Dataset items:
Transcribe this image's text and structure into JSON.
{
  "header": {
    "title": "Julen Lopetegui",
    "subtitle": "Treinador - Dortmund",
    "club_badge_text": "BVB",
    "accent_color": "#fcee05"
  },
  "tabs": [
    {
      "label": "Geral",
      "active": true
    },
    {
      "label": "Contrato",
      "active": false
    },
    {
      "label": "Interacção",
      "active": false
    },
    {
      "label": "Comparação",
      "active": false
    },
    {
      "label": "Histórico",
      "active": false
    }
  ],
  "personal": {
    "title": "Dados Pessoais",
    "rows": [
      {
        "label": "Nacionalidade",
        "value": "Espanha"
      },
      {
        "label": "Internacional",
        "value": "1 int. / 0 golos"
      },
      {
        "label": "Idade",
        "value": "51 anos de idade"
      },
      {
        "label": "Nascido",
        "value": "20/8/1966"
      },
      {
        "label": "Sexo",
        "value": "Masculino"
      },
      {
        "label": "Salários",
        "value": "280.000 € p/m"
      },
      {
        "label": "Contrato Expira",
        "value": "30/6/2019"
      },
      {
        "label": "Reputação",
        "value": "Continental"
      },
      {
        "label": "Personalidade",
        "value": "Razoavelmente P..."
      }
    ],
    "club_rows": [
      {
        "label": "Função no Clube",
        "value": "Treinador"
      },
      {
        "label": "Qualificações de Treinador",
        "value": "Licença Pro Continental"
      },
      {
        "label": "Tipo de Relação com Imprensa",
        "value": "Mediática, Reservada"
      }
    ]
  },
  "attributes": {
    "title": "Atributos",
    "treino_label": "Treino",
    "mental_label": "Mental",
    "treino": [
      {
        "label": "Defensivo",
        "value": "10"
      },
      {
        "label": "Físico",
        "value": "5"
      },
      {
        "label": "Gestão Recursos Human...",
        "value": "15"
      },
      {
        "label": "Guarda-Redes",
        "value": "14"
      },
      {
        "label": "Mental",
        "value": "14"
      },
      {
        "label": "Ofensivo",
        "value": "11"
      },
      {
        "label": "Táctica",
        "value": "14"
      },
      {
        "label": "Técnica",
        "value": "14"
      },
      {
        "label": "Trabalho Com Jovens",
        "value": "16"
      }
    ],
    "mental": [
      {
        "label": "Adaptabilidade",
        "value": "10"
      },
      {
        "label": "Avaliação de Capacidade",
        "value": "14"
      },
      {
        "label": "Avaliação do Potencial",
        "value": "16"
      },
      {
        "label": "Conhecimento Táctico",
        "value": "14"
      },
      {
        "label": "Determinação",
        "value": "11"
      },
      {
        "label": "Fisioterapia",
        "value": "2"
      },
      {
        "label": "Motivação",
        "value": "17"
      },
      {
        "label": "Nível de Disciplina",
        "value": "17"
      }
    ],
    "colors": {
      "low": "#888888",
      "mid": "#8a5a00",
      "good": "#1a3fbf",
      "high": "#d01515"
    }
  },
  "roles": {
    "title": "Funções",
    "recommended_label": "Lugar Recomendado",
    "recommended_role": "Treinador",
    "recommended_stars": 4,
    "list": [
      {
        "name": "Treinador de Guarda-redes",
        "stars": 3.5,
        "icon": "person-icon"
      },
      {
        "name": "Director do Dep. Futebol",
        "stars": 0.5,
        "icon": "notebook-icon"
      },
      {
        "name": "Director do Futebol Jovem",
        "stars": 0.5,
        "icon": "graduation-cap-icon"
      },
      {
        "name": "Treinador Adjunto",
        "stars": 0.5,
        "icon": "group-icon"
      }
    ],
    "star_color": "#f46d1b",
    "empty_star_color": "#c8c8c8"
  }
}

▸ **WRITTEN TASK**
Return all of the entries exactly as written.

▸ **RESULT FOR THIS EXERCISE**
Transcribe this image's text and structure into JSON.
{
  "header": {
    "title": "Julen Lopetegui",
    "subtitle": "Treinador - Dortmund",
    "club_badge_text": "BVB",
    "accent_color": "#fcee05"
  },
  "tabs": [
    {
      "label": "Geral",
      "active": true
    },
    {
      "label": "Contrato",
      "active": false
    },
    {
      "label": "Interacção",
      "active": false
    },
    {
      "label": "Comparação",
      "active": false
    },
    {
      "label": "Histórico",
      "active": false
    }
  ],
  "personal": {
    "title": "Dados Pessoais",
    "rows": [
      {
        "label": "Nacionalidade",
        "value": "Espanha"
      },
      {
        "label": "Internacional",
        "value": "1 int. / 0 golos"
      },
      {
        "label": "Idade",
        "value": "51 anos de idade"
      },
      {
        "label": "Nascido",
        "value": "20/8/1966"
      },
      {
        "label": "Sexo",
        "value": "Masculino"
      },
      {
        "label": "Salários",
        "value": "280.000 € p/m"
      },
      {
        "label": "Contrato Expira",
        "value": "30/6/2019"
      },
      {
        "label": "Reputação",
        "value": "Continental"
      },
      {
        "label": "Personalidade",
        "value": "Razoavelmente P..."
      }
    ],
    "club_rows": [
      {
        "label": "Função no Clube",
        "value": "Treinador"
      },
      {
        "label": "Qualificações de Treinador",
        "value": "Licença Pro Continental"
      },
      {
        "label": "Tipo de Relação com Imprensa",
        "value": "Mediática, Reservada"
      }
    ]
  },
  "attributes": {
    "title": "Atributos",
    "treino_label": "Treino",
    "mental_label": "Mental",
    "treino": [
      {
        "label": "Defensivo",
        "value": "10"
      },
      {
        "label": "Físico",
        "value": "5"
      },
      {
        "label": "Gestão Recursos Human...",
        "value": "15"
      },
      {
        "label": "Guarda-Redes",
        "value": "14"
      },
      {
        "label": "Mental",
        "value": "14"
      },
      {
        "label": "Ofensivo",
        "value": "11"
      },
      {
        "label": "Táctica",
        "value": "14"
      },
      {
        "label": "Técnica",
        "value": "14"
      },
      {
        "label": "Trabalho Com Jovens",
        "value": "16"
      }
    ],
    "mental": [
      {
        "label": "Adaptabilidade",
        "value": "10"
      },
      {
        "label": "Avaliação de Capacidade",
        "value": "14"
      },
      {
        "label": "Avaliação do Potencial",
        "value": "16"
      },
      {
        "label": "Conhecimento Táctico",
        "value": "14"
      },
      {
        "label": "Determinação",
        "value": "11"
      },
      {
        "label": "Fisioterapia",
        "value": "2"
      },
      {
        "label": "Motivação",
        "value": "17"
      },
      {
        "label": "Nível de Disciplina",
        "value": "17"
      }
    ],
    "colors": {
      "low": "#888888",
      "mid": "#8a5a00",
      "good": "#1a3fbf",
      "high": "#d01515"
    }
  },
  "roles": {
    "title": "Funções",
    "recommended_label": "Lugar Recomendado",
    "recommended_role": "Treinador",
    "recommended_stars": 4,
    "list": [
      {
        "name": "Treinador de Guarda-redes",
        "stars": 3.5,
        "icon": "person-icon"
      },
      {
        "name": "Director do Dep. Futebol",
        "stars": 0.5,
        "icon": "notebook-icon"
      },
      {
        "name": "Director do Futebol Jovem",
        "stars": 0.5,
        "icon": "graduation-cap-icon"
      },
      {
        "name": "Treinador Adjunto",
        "stars": 0.5,
        "icon": "group-icon"
      }
    ],
    "star_color": "#f46d1b",
    "empty_star_color": "#c8c8c8"
  }
}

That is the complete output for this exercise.